#### GOAL:
Your task is to repeat the listing exactly.
>> BEGIN
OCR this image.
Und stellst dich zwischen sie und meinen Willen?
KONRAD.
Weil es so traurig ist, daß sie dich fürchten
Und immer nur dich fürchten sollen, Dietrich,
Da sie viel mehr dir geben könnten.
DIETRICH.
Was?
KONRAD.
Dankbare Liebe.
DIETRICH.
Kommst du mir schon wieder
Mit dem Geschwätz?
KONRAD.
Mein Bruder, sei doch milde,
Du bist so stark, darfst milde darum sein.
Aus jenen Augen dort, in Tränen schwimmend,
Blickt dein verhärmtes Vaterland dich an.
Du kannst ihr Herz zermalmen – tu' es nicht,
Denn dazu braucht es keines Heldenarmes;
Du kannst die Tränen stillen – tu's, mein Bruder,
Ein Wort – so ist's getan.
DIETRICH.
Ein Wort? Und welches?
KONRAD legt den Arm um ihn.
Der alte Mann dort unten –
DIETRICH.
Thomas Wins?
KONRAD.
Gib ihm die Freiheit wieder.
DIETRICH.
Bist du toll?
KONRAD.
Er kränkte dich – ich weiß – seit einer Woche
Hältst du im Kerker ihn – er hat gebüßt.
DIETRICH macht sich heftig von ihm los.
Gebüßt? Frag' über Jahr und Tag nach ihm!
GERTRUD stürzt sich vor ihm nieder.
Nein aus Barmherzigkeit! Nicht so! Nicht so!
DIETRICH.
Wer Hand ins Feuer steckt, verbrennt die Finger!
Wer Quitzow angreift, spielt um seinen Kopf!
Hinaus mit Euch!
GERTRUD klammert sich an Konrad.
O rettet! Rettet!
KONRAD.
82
>> END
#### FULL ANSWER:
OCR this image.
Und stellst dich zwischen sie und meinen Willen?
KONRAD.
Weil es so traurig ist, daß sie dich fürchten
Und immer nur dich fürchten sollen, Dietrich,
Da sie viel mehr dir geben könnten.
DIETRICH.
Was?
KONRAD.
Dankbare Liebe.
DIETRICH.
Kommst du mir schon wieder
Mit dem Geschwätz?
KONRAD.
Mein Bruder, sei doch milde,
Du bist so stark, darfst milde darum sein.
Aus jenen Augen dort, in Tränen schwimmend,
Blickt dein verhärmtes Vaterland dich an.
Du kannst ihr Herz zermalmen – tu' es nicht,
Denn dazu braucht es keines Heldenarmes;
Du kannst die Tränen stillen – tu's, mein Bruder,
Ein Wort – so ist's getan.
DIETRICH.
Ein Wort? Und welches?
KONRAD legt den Arm um ihn.
Der alte Mann dort unten –
DIETRICH.
Thomas Wins?
KONRAD.
Gib ihm die Freiheit wieder.
DIETRICH.
Bist du toll?
KONRAD.
Er kränkte dich – ich weiß – seit einer Woche
Hältst du im Kerker ihn – er hat gebüßt.
DIETRICH macht sich heftig von ihm los.
Gebüßt? Frag' über Jahr und Tag nach ihm!
GERTRUD stürzt sich vor ihm nieder.
Nein aus Barmherzigkeit! Nicht so! Nicht so!
DIETRICH.
Wer Hand ins Feuer steckt, verbrennt die Finger!
Wer Quitzow angreift, spielt um seinen Kopf!
Hinaus mit Euch!
GERTRUD klammert sich an Konrad.
O rettet! Rettet!
KONRAD.
82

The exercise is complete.